## GIVEN PROBLEM
Examine the material below. Gather every line in which the string "icon" appears.

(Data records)
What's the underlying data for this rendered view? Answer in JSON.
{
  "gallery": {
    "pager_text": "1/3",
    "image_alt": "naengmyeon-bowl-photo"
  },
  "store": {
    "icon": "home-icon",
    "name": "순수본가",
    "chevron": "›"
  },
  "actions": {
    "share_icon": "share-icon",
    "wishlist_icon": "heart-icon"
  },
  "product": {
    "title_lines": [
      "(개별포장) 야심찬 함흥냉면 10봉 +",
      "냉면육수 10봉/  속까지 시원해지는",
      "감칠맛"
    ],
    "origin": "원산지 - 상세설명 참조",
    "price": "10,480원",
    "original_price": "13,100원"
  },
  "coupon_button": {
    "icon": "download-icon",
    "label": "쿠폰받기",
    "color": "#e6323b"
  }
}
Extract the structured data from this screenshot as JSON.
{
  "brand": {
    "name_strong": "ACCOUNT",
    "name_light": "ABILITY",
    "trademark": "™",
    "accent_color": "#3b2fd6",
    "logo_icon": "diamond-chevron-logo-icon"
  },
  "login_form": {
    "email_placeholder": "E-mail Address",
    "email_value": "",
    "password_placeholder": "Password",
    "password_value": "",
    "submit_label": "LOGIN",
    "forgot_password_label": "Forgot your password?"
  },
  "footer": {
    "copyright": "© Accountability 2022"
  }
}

## FINISHED ANSWER
    "icon": "home-icon",
    "share_icon": "share-icon",
    "wishlist_icon": "heart-icon"
    "icon": "download-icon",
    "logo_icon": "diamond-chevron-logo-icon"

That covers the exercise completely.